### Goal
In the listing below, find every line with the string "this" and pull it out.

Stored data:
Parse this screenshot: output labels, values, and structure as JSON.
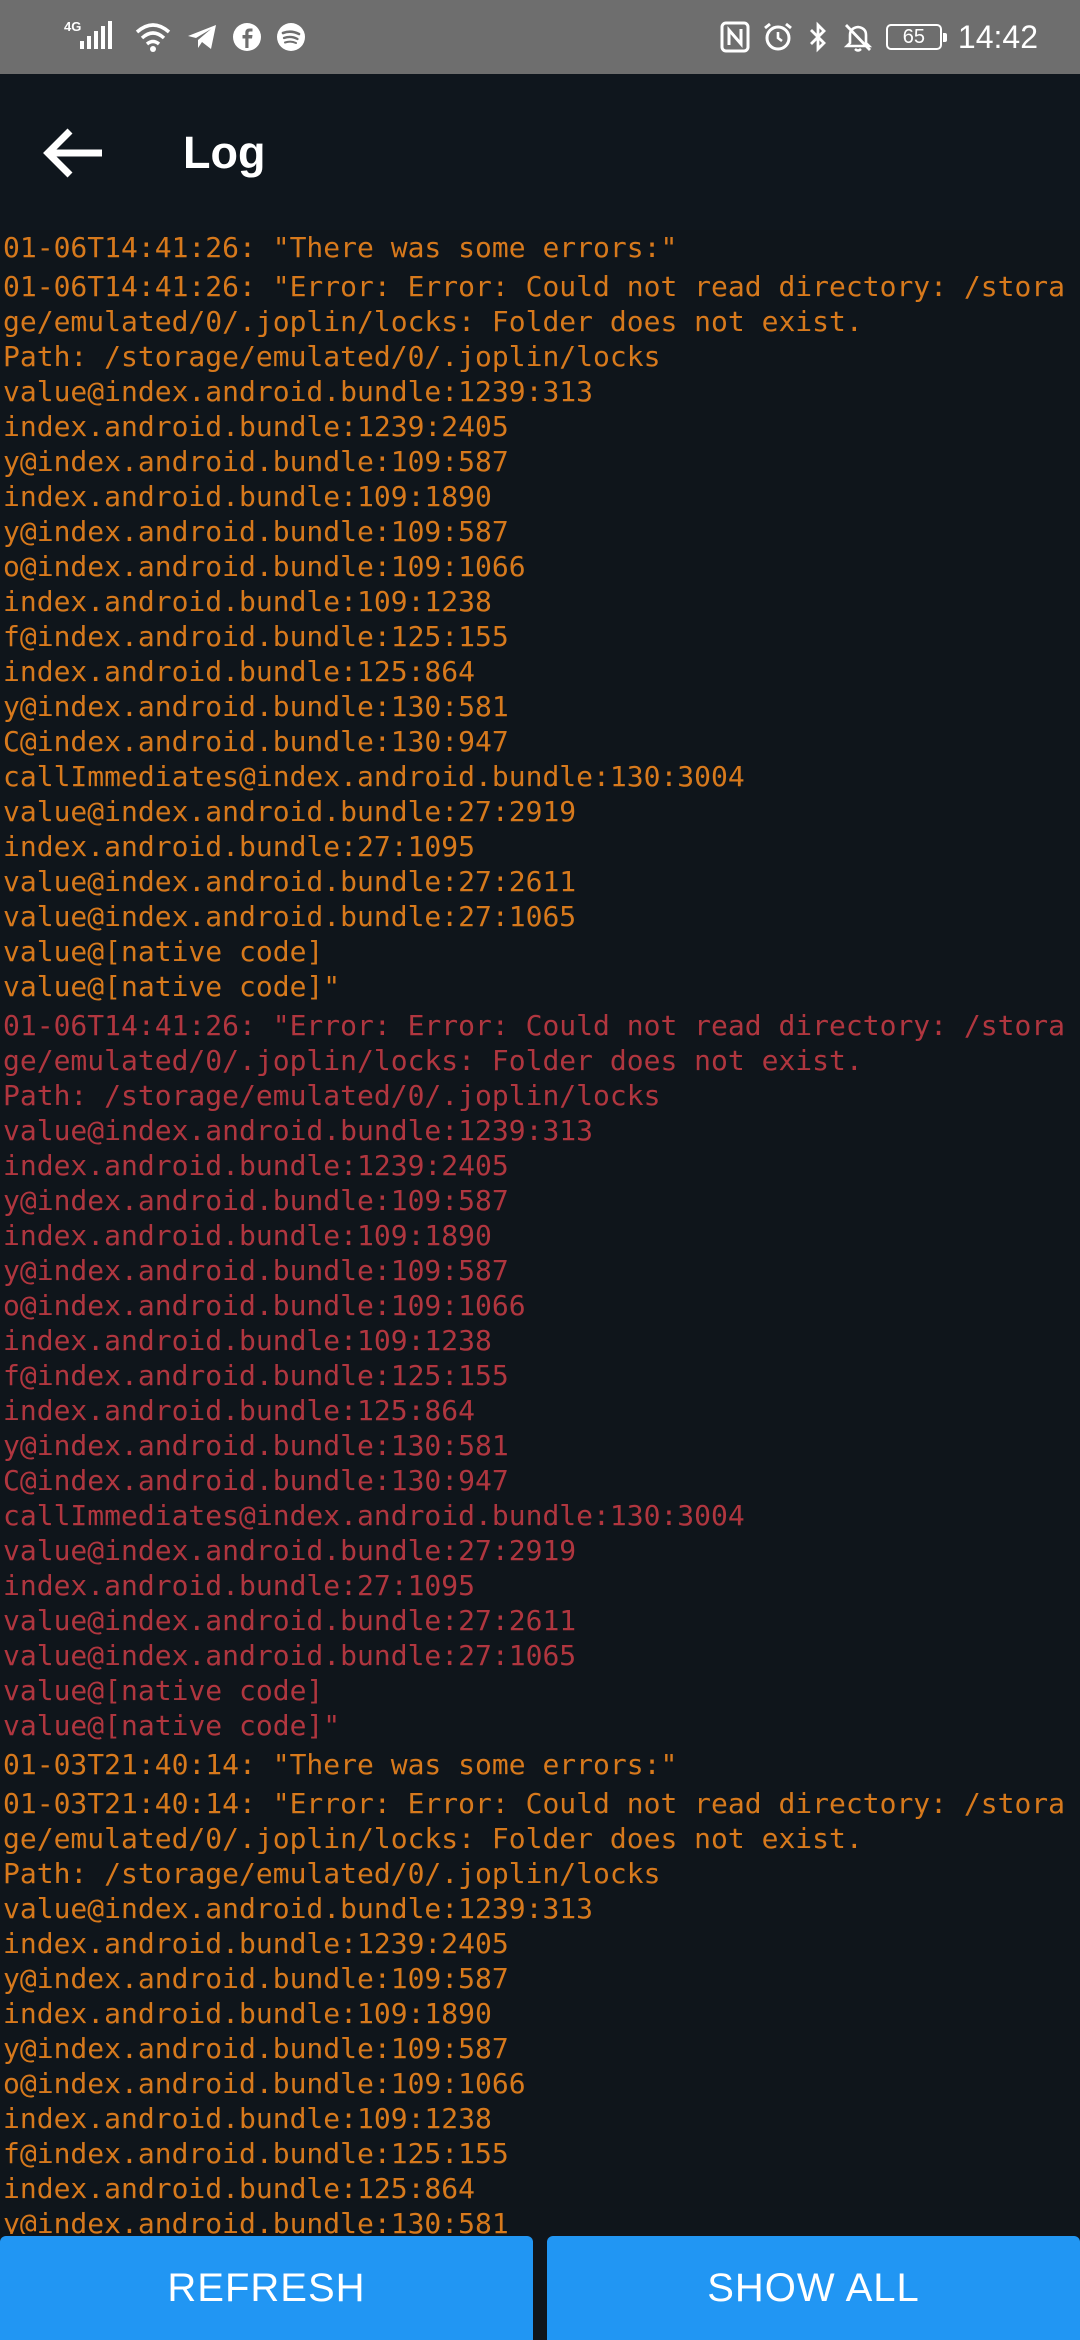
{
  "status_bar": {
    "network": "4G",
    "time": "14:42",
    "battery": "65",
    "icons": [
      "signal-icon",
      "wifi-icon",
      "telegram-icon",
      "facebook-icon",
      "spotify-icon",
      "nfc-icon",
      "alarm-icon",
      "bluetooth-icon",
      "mute-icon",
      "battery-icon"
    ]
  },
  "header": {
    "title": "Log",
    "back_icon": "arrow-left-icon"
  },
  "colors": {
    "info": "#d7791c",
    "error": "#b0363f",
    "accent": "#2196f3",
    "background": "#0f151b"
  },
  "log": {
    "entries": [
      {
        "level": "info",
        "text": "01-06T14:41:26: \"There was some errors:\""
      },
      {
        "level": "info",
        "text": "01-06T14:41:26: \"Error: Error: Could not read directory: /storage/emulated/0/.joplin/locks: Folder does not exist.\nPath: /storage/emulated/0/.joplin/locks\nvalue@index.android.bundle:1239:313\nindex.android.bundle:1239:2405\ny@index.android.bundle:109:587\nindex.android.bundle:109:1890\ny@index.android.bundle:109:587\no@index.android.bundle:109:1066\nindex.android.bundle:109:1238\nf@index.android.bundle:125:155\nindex.android.bundle:125:864\ny@index.android.bundle:130:581\nC@index.android.bundle:130:947\ncallImmediates@index.android.bundle:130:3004\nvalue@index.android.bundle:27:2919\nindex.android.bundle:27:1095\nvalue@index.android.bundle:27:2611\nvalue@index.android.bundle:27:1065\nvalue@[native code]\nvalue@[native code]\""
      },
      {
        "level": "error",
        "text": "01-06T14:41:26: \"Error: Error: Could not read directory: /storage/emulated/0/.joplin/locks: Folder does not exist.\nPath: /storage/emulated/0/.joplin/locks\nvalue@index.android.bundle:1239:313\nindex.android.bundle:1239:2405\ny@index.android.bundle:109:587\nindex.android.bundle:109:1890\ny@index.android.bundle:109:587\no@index.android.bundle:109:1066\nindex.android.bundle:109:1238\nf@index.android.bundle:125:155\nindex.android.bundle:125:864\ny@index.android.bundle:130:581\nC@index.android.bundle:130:947\ncallImmediates@index.android.bundle:130:3004\nvalue@index.android.bundle:27:2919\nindex.android.bundle:27:1095\nvalue@index.android.bundle:27:2611\nvalue@index.android.bundle:27:1065\nvalue@[native code]\nvalue@[native code]\""
      },
      {
        "level": "info",
        "text": "01-03T21:40:14: \"There was some errors:\""
      },
      {
        "level": "info",
        "text": "01-03T21:40:14: \"Error: Error: Could not read directory: /storage/emulated/0/.joplin/locks: Folder does not exist.\nPath: /storage/emulated/0/.joplin/locks\nvalue@index.android.bundle:1239:313\nindex.android.bundle:1239:2405\ny@index.android.bundle:109:587\nindex.android.bundle:109:1890\ny@index.android.bundle:109:587\no@index.android.bundle:109:1066\nindex.android.bundle:109:1238\nf@index.android.bundle:125:155\nindex.android.bundle:125:864\ny@index.android.bundle:130:581"
      }
    ]
  },
  "actions": {
    "refresh_label": "REFRESH",
    "show_all_label": "SHOW ALL"
  }
}
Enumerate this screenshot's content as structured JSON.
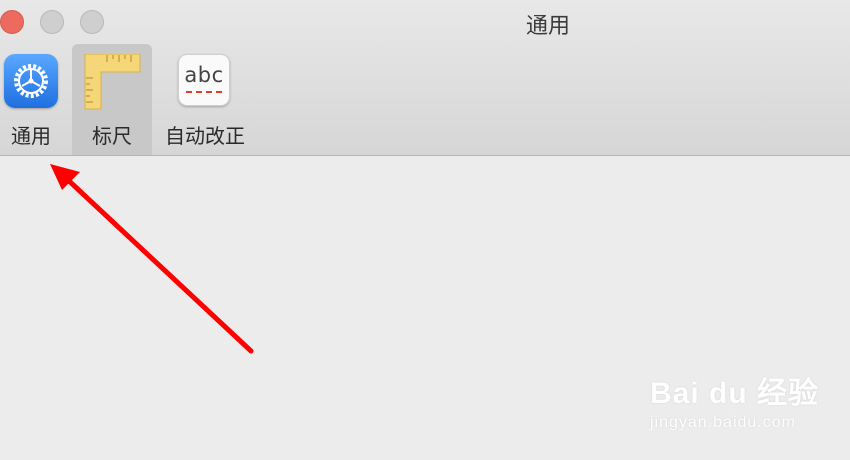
{
  "window": {
    "title": "通用"
  },
  "toolbar": {
    "tabs": [
      {
        "label": "通用",
        "icon": "gear-icon",
        "selected": false
      },
      {
        "label": "标尺",
        "icon": "ruler-icon",
        "selected": true
      },
      {
        "label": "自动改正",
        "icon": "abc-spellcheck-icon",
        "selected": false
      }
    ],
    "abc_icon_text": "abc"
  },
  "annotation": {
    "arrow_color": "#ff0000"
  },
  "watermark": {
    "main": "Bai du 经验",
    "sub": "jingyan.baidu.com"
  },
  "colors": {
    "close_button": "#ec6a5e",
    "gear_blue": "#1f6fe0",
    "ruler_yellow": "#f5d77a"
  }
}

### Worked solution
Parse this screenshot: output labels, values, and structure as JSON.
Enumerate this screenshot's content as structured JSON.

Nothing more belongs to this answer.